***** DATA TO PROCESS *****

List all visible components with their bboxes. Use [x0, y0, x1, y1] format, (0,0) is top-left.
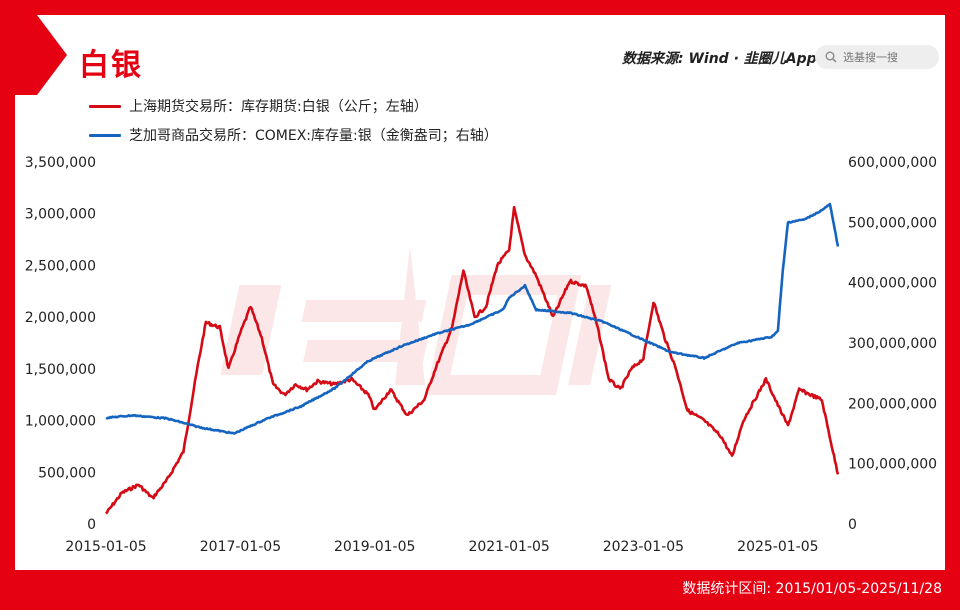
y-right-tick-label: 100,000,000: [848, 457, 937, 473]
search-placeholder: 选基搜一搜: [843, 51, 898, 64]
y-right-tick-label: 600,000,000: [848, 155, 937, 171]
legend-item-shfe[interactable]: 上海期货交易所：库存期货:白银（公斤；左轴）: [89, 96, 428, 116]
y-left-tick-label: 1,000,000: [25, 414, 96, 430]
x-tick-label: 2019-01-05: [334, 539, 415, 555]
y-left-tick-label: 500,000: [38, 465, 96, 481]
magnifier-icon: [825, 51, 837, 63]
legend-label-shfe: 上海期货交易所：库存期货:白银（公斤；左轴）: [129, 99, 428, 115]
y-right-tick-label: 200,000,000: [848, 396, 937, 412]
page-title: 白银: [79, 48, 143, 83]
y-left-tick-label: 3,000,000: [25, 207, 96, 223]
y-axis-left: 0 500,000 1,000,000 1,500,000 2,000,000 2,500…: [25, 155, 96, 533]
corner-accent: [15, 15, 67, 95]
y-left-tick-label: 2,000,000: [25, 310, 96, 326]
legend-item-comex[interactable]: 芝加哥商品交易所：COMEX:库存量:银（金衡盎司；右轴）: [89, 125, 498, 145]
data-source: 数据来源: Wind · 韭圈儿App: [622, 51, 817, 67]
y-right-tick-label: 500,000,000: [848, 215, 937, 231]
series-line-2: [105, 202, 840, 435]
y-axis-right: 0 100,000,000 200,000,000 300,000,000 400,00…: [848, 155, 937, 533]
x-tick-label: 2023-01-05: [603, 539, 684, 555]
legend-label-comex: 芝加哥商品交易所：COMEX:库存量:银（金衡盎司；右轴）: [129, 128, 498, 144]
y-left-tick-label: 1,500,000: [25, 362, 96, 378]
legend-swatch-blue: [89, 133, 121, 137]
plot-area: [105, 202, 840, 515]
x-tick-label: 2015-01-05: [65, 539, 146, 555]
y-left-tick-label: 2,500,000: [25, 258, 96, 274]
x-axis: 2015-01-05 2017-01-05 2019-01-05 2021-01-05…: [65, 539, 818, 555]
series-line-1: [105, 205, 840, 515]
x-tick-label: 2017-01-05: [200, 539, 281, 555]
y-left-tick-label: 3,500,000: [25, 155, 96, 171]
date-range-footer: 数据统计区间: 2015/01/05-2025/11/28: [682, 581, 942, 597]
chart-frame: 白银 数据来源: Wind · 韭圈儿App 选基搜一搜 上海期货交易所：库存期…: [15, 15, 945, 570]
y-right-tick-label: 300,000,000: [848, 336, 937, 352]
x-tick-label: 2025-01-05: [737, 539, 818, 555]
x-tick-label: 2021-01-05: [468, 539, 549, 555]
legend-swatch-red: [89, 104, 121, 108]
search-box[interactable]: 选基搜一搜: [815, 45, 939, 69]
y-right-tick-label: 0: [848, 517, 857, 533]
y-right-tick-label: 400,000,000: [848, 276, 937, 292]
y-left-tick-label: 0: [87, 517, 96, 533]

*****

▶ AIM:
Reproduce every line of the records above word for word, omitting the pictures.

▶ WORKED SOLUTION:
List all visible components with their bboxes. Use [x0, y0, x1, y1] format, (0,0) is top-left.
y-right-tick-label: 100,000,000: [848, 457, 937, 473]
search-placeholder: 选基搜一搜: [843, 51, 898, 64]
y-right-tick-label: 600,000,000: [848, 155, 937, 171]
legend-item-shfe[interactable]: 上海期货交易所：库存期货:白银（公斤；左轴）: [89, 96, 428, 116]
y-left-tick-label: 1,000,000: [25, 414, 96, 430]
x-tick-label: 2019-01-05: [334, 539, 415, 555]
y-left-tick-label: 500,000: [38, 465, 96, 481]
magnifier-icon: [825, 51, 837, 63]
legend-label-shfe: 上海期货交易所：库存期货:白银（公斤；左轴）: [129, 99, 428, 115]
y-right-tick-label: 200,000,000: [848, 396, 937, 412]
page-title: 白银: [79, 48, 143, 83]
y-left-tick-label: 3,000,000: [25, 207, 96, 223]
y-axis-left: 0 500,000 1,000,000 1,500,000 2,000,000 2,500…: [25, 155, 96, 533]
corner-accent: [15, 15, 67, 95]
y-left-tick-label: 2,000,000: [25, 310, 96, 326]
legend-item-comex[interactable]: 芝加哥商品交易所：COMEX:库存量:银（金衡盎司；右轴）: [89, 125, 498, 145]
data-source: 数据来源: Wind · 韭圈儿App: [622, 51, 817, 67]
y-right-tick-label: 500,000,000: [848, 215, 937, 231]
series-line-2: [105, 202, 840, 435]
y-axis-right: 0 100,000,000 200,000,000 300,000,000 400,00…: [848, 155, 937, 533]
x-tick-label: 2023-01-05: [603, 539, 684, 555]
legend-label-comex: 芝加哥商品交易所：COMEX:库存量:银（金衡盎司；右轴）: [129, 128, 498, 144]
y-left-tick-label: 1,500,000: [25, 362, 96, 378]
legend-swatch-blue: [89, 133, 121, 137]
plot-area: [105, 202, 840, 515]
x-tick-label: 2015-01-05: [65, 539, 146, 555]
y-left-tick-label: 2,500,000: [25, 258, 96, 274]
x-axis: 2015-01-05 2017-01-05 2019-01-05 2021-01-05…: [65, 539, 818, 555]
series-line-1: [105, 205, 840, 515]
x-tick-label: 2017-01-05: [200, 539, 281, 555]
y-left-tick-label: 3,500,000: [25, 155, 96, 171]
date-range-footer: 数据统计区间: 2015/01/05-2025/11/28: [682, 581, 942, 597]
chart-frame: 白银 数据来源: Wind · 韭圈儿App 选基搜一搜 上海期货交易所：库存期…: [15, 15, 945, 570]
y-right-tick-label: 300,000,000: [848, 336, 937, 352]
x-tick-label: 2025-01-05: [737, 539, 818, 555]
x-tick-label: 2021-01-05: [468, 539, 549, 555]
legend-swatch-red: [89, 104, 121, 108]
search-box[interactable]: 选基搜一搜: [815, 45, 939, 69]
y-right-tick-label: 0: [848, 517, 857, 533]
y-right-tick-label: 400,000,000: [848, 276, 937, 292]
y-left-tick-label: 0: [87, 517, 96, 533]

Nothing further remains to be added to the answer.